— Start of Data section —

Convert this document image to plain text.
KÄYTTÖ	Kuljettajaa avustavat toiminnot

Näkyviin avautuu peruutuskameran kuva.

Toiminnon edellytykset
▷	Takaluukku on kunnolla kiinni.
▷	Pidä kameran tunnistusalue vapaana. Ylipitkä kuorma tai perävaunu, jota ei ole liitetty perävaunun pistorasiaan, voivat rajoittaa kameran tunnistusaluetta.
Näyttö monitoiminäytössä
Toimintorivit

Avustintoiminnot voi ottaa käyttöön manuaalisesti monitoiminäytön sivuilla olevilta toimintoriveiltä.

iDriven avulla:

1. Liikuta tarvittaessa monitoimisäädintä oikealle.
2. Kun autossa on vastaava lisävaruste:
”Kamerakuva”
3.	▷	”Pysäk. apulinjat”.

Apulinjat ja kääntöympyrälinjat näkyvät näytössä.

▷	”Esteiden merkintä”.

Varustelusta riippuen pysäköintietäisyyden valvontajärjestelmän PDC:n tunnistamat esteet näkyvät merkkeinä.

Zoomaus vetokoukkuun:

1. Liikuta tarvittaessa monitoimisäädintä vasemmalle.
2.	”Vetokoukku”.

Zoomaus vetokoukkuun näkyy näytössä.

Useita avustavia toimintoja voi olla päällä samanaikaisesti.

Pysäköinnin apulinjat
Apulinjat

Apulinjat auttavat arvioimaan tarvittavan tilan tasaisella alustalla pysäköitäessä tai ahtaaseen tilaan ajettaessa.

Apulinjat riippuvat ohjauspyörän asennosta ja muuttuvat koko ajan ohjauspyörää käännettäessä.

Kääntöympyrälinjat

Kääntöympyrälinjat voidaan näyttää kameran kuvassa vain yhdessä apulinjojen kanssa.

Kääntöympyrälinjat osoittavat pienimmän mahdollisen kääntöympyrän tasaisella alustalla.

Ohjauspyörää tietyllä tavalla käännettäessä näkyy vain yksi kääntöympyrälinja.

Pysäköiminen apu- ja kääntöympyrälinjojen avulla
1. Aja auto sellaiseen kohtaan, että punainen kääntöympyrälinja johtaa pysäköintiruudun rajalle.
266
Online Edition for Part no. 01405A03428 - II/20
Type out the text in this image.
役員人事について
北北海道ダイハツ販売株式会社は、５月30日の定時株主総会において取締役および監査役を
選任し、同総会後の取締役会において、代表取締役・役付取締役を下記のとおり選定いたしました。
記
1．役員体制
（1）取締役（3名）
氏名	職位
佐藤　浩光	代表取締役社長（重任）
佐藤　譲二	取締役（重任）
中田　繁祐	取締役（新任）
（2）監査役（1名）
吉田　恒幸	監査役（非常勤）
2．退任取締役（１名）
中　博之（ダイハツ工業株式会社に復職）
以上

— End of Data section —

Scan the material above for the word "näkyy". Copy each line where it occurs.

#### Answer to this task
Zoomaus vetokoukkuun näkyy näytössä.
Ohjauspyörää tietyllä tavalla käännettäessä näkyy vain yksi kääntöympyrälinja.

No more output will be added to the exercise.